▶ What the task asks: For each line of the data below that holds "xlabel", copy the line.

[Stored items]

#####

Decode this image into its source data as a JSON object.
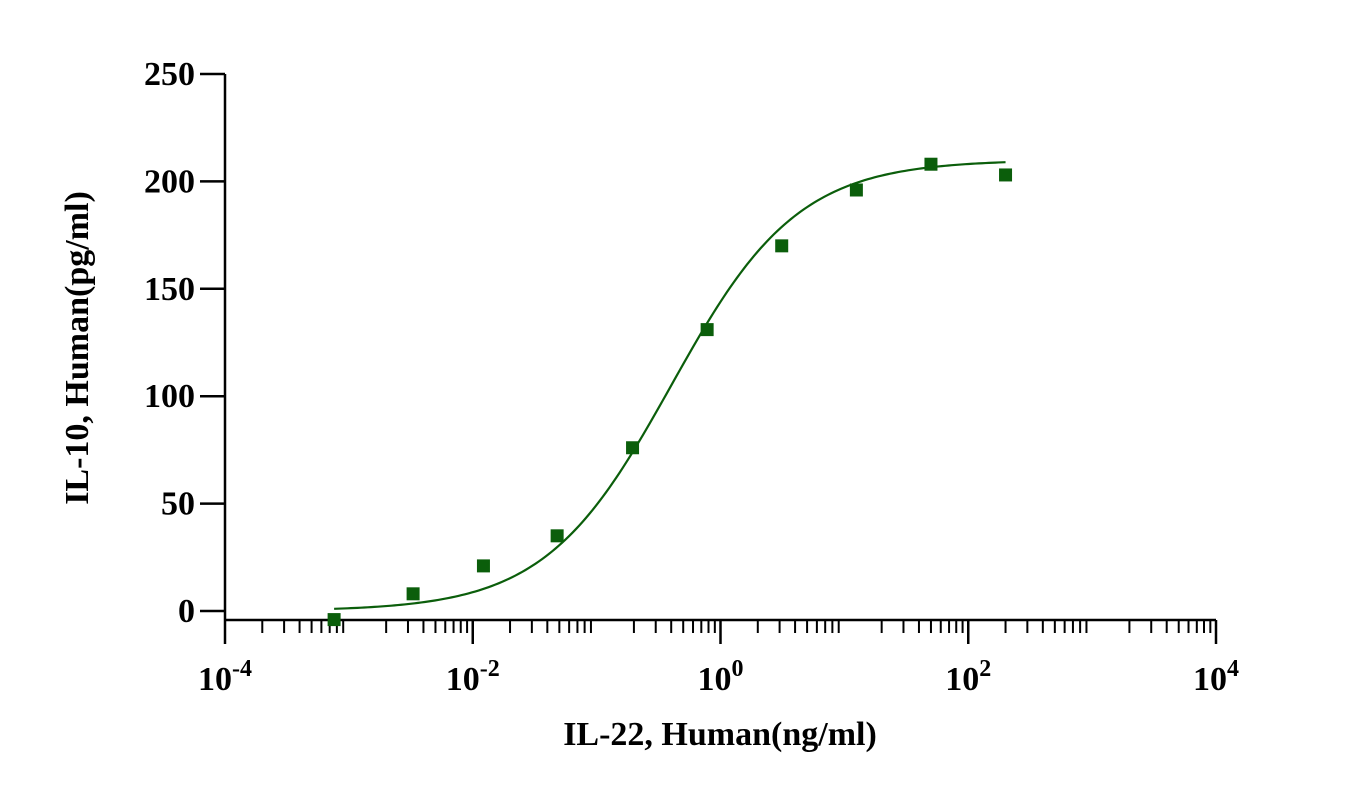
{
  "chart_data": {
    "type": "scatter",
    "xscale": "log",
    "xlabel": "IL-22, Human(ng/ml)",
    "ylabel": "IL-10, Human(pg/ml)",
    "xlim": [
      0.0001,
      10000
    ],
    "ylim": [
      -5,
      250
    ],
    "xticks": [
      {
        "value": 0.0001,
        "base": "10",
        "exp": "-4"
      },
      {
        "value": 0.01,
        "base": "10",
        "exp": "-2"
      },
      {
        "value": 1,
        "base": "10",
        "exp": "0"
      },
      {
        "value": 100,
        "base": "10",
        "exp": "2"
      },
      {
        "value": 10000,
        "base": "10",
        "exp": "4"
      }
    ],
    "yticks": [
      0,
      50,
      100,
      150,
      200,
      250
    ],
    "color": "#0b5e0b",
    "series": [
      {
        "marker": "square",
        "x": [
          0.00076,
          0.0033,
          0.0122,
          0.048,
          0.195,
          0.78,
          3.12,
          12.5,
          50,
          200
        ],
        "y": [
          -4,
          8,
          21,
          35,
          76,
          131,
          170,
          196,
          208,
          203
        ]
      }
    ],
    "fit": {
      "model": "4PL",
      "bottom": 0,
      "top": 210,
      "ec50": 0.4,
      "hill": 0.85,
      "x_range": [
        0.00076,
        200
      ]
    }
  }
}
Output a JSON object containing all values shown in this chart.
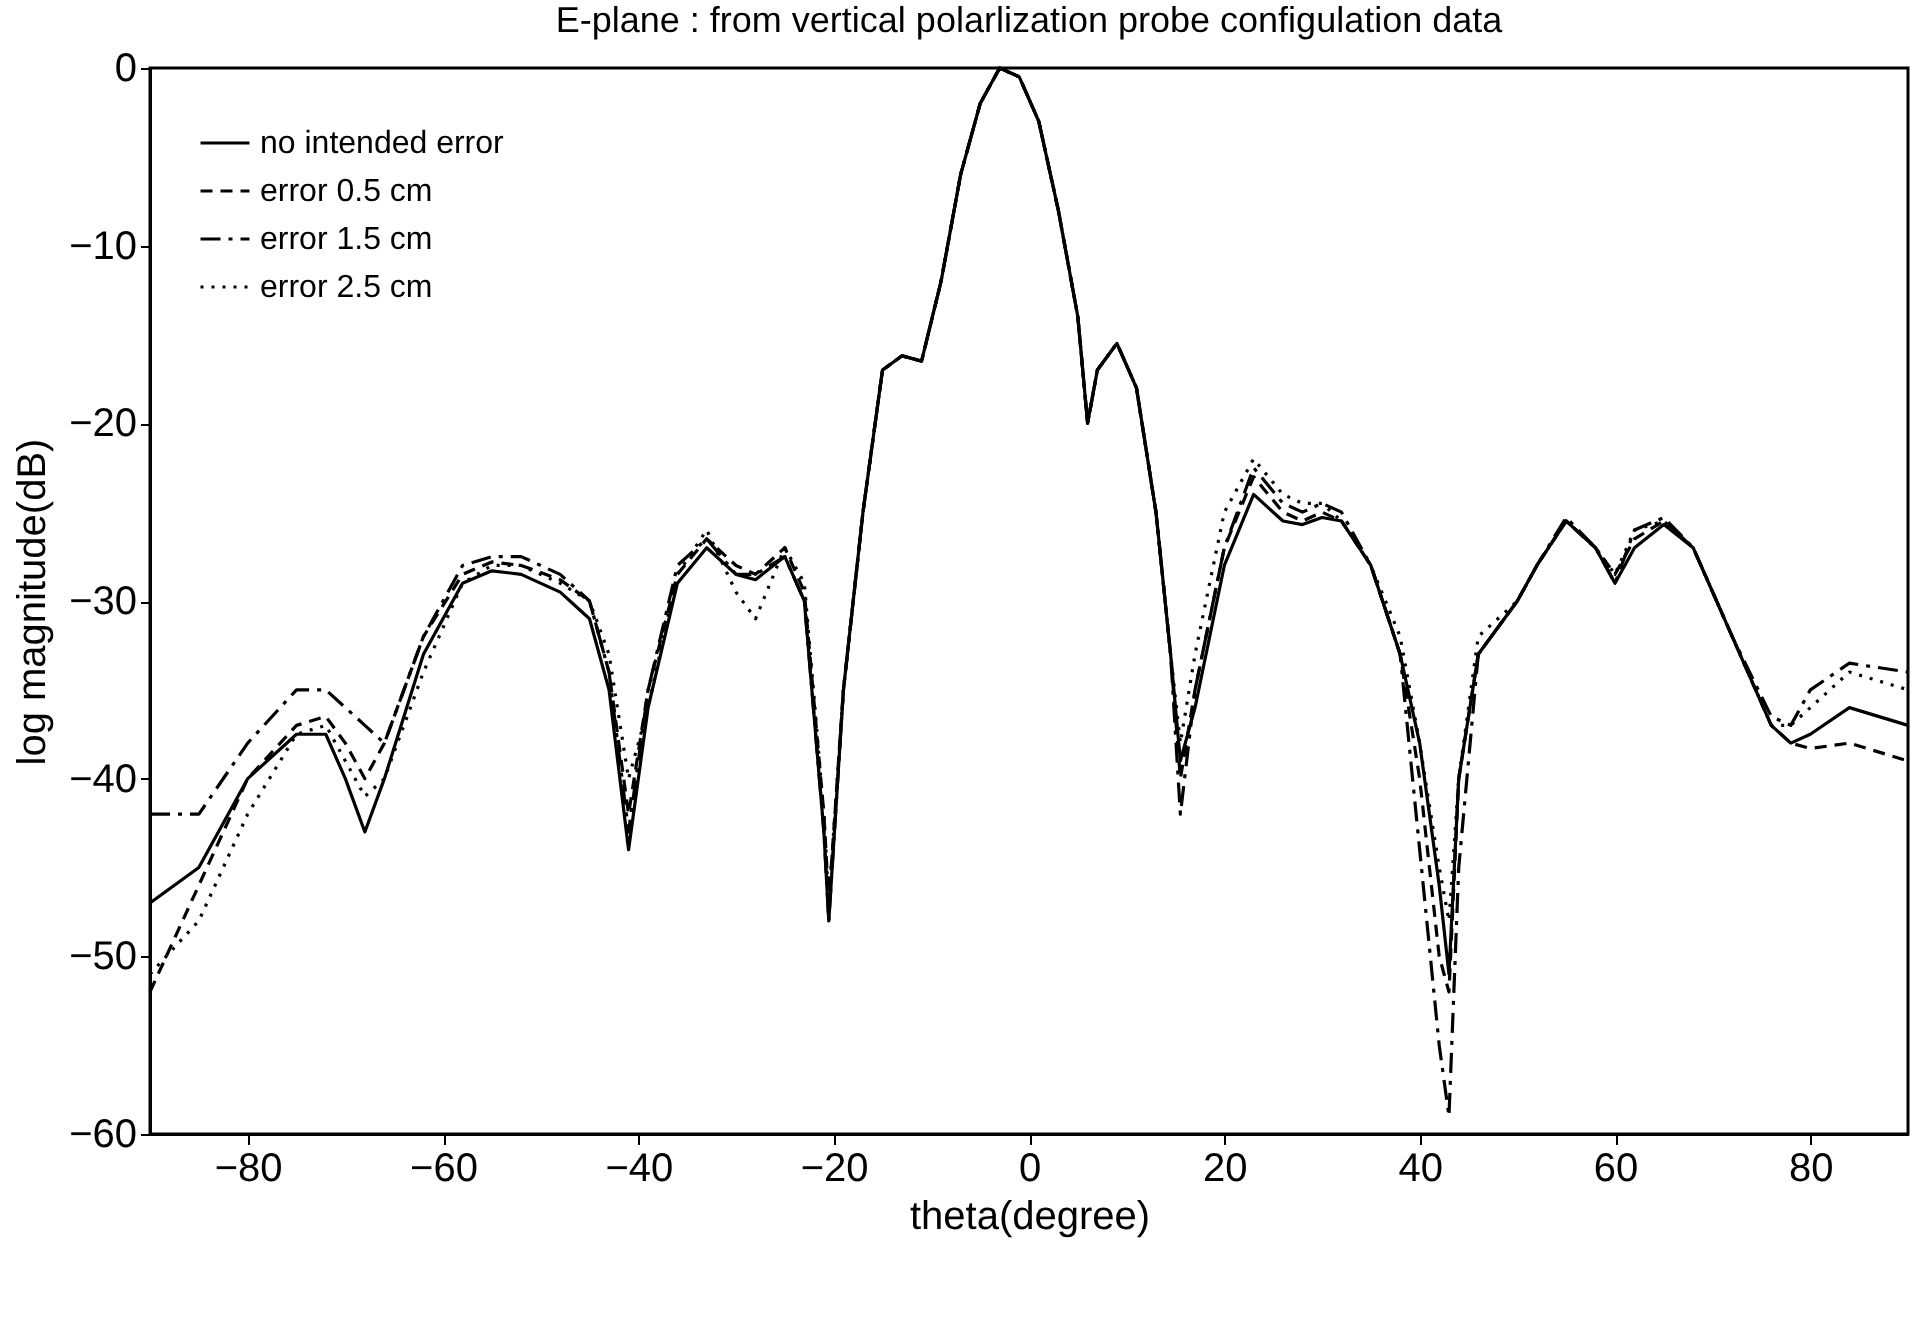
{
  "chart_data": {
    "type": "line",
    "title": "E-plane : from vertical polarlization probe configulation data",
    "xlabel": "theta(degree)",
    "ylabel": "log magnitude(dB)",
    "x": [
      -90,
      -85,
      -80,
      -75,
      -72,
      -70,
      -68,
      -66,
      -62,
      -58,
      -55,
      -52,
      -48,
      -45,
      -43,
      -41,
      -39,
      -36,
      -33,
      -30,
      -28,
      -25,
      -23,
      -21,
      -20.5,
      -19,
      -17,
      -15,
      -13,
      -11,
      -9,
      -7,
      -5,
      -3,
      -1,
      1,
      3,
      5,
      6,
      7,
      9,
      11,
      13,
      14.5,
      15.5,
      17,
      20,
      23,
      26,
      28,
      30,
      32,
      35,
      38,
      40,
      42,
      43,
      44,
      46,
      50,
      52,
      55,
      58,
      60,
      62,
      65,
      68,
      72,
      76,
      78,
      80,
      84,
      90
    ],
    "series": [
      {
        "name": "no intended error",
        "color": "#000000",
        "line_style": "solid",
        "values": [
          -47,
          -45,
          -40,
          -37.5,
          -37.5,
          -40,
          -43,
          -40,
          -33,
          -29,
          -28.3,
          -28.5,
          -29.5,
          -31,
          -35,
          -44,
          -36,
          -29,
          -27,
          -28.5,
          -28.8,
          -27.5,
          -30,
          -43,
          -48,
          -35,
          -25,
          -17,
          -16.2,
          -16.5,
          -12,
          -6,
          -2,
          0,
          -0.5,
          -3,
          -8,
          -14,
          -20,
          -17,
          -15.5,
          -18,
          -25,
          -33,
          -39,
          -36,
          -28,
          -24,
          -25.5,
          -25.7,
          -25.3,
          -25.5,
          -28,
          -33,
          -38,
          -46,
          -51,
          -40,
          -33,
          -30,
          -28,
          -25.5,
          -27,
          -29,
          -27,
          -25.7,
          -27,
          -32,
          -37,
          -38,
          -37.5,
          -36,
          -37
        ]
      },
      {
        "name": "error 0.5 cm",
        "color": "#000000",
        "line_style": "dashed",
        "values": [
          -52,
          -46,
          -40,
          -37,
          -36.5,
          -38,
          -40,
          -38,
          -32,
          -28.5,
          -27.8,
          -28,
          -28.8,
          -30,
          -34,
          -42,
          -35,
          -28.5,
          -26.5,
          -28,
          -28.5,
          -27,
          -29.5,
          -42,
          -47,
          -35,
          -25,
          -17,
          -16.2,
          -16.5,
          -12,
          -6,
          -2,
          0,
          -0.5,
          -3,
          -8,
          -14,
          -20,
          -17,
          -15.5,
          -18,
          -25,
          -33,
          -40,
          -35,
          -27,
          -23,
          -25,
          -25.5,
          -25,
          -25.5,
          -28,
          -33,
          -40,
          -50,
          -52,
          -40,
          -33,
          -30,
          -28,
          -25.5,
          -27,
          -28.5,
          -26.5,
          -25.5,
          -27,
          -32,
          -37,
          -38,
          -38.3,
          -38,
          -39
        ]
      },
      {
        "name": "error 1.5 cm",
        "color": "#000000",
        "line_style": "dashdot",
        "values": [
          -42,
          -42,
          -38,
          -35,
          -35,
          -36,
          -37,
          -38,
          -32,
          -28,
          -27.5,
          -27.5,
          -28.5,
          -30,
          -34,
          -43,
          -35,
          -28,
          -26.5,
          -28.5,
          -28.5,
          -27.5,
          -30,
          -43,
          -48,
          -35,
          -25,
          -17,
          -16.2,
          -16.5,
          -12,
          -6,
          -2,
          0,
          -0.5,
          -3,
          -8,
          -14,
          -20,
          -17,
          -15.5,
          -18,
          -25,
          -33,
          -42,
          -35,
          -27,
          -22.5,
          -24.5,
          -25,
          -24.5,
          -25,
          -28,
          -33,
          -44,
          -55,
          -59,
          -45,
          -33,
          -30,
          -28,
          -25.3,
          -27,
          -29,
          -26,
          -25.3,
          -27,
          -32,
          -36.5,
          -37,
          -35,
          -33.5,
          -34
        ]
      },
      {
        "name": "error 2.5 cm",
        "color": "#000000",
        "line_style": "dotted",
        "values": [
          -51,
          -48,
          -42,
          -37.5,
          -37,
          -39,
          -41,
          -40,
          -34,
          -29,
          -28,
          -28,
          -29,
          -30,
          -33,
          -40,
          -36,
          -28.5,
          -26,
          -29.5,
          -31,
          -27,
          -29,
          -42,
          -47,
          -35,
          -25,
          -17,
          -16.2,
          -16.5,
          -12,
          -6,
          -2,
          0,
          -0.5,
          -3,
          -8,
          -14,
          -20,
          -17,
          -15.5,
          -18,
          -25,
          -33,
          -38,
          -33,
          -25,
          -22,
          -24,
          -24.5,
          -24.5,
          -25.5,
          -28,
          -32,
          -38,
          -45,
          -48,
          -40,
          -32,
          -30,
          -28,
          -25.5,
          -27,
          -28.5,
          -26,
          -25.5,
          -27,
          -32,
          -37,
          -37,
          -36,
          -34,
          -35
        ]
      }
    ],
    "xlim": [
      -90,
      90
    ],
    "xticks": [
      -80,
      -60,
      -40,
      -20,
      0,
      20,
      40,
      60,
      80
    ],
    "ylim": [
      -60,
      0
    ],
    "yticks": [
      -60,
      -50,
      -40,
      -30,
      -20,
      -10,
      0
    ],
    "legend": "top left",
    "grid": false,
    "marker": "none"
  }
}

#####

▶ Full output:
    "xlabel": "IL-22, Human(ng/ml)",
    "xlabel": "theta(degree)",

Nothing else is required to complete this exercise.